→ **What you should do**
Return all lines with the word "color" in them.

→ **Records provided**
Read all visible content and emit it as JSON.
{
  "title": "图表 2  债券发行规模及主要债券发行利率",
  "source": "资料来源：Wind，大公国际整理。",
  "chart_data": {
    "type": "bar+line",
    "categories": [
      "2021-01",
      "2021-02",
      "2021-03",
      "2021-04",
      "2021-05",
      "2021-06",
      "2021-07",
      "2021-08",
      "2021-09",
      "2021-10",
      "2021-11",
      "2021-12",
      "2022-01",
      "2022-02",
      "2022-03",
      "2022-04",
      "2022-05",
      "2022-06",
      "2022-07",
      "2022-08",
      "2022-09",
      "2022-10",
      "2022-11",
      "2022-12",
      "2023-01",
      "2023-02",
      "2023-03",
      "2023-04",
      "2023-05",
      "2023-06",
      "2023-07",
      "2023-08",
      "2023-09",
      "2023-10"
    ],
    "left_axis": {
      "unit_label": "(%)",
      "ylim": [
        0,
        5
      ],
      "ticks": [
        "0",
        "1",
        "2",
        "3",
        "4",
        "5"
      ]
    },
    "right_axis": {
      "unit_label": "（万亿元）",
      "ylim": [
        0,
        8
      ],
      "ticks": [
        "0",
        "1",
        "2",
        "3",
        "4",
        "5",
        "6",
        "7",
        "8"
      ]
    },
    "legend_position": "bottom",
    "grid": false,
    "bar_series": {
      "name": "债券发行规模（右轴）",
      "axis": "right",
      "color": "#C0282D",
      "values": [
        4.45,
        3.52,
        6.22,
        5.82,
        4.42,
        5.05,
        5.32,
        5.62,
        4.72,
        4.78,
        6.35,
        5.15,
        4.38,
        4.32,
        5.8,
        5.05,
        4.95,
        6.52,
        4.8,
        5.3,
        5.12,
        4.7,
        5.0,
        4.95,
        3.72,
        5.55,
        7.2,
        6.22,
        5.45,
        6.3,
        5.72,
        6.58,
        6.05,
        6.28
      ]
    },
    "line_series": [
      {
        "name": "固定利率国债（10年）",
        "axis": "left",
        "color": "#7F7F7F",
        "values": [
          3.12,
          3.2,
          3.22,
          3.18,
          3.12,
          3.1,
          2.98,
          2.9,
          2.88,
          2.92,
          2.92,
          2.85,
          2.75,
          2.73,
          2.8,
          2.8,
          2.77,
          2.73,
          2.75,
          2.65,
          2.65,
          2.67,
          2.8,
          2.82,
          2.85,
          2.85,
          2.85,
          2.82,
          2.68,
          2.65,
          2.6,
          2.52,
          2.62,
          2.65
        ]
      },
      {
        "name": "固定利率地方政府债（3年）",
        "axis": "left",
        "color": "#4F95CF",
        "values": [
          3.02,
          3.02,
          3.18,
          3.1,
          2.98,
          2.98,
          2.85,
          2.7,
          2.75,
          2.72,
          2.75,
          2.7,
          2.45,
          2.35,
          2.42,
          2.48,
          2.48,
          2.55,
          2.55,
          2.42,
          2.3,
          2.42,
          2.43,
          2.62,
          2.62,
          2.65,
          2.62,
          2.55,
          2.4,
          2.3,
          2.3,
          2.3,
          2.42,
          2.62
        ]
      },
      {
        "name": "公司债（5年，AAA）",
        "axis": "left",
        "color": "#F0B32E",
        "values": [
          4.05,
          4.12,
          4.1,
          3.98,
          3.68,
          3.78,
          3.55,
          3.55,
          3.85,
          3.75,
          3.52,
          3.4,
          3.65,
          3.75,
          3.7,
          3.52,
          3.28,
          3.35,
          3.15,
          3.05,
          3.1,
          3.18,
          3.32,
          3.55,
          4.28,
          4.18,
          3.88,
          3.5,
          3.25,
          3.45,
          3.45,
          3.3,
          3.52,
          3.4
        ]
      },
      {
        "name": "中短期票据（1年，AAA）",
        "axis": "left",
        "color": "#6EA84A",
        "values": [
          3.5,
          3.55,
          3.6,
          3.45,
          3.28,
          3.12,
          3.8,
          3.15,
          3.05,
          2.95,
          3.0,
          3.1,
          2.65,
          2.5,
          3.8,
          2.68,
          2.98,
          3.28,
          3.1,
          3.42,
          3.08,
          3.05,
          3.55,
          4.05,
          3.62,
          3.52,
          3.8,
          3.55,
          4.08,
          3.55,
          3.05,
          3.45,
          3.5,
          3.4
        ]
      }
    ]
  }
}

→ **Task answer**
      "color": "#C0282D",
        "color": "#7F7F7F",
        "color": "#4F95CF",
        "color": "#F0B32E",
        "color": "#6EA84A",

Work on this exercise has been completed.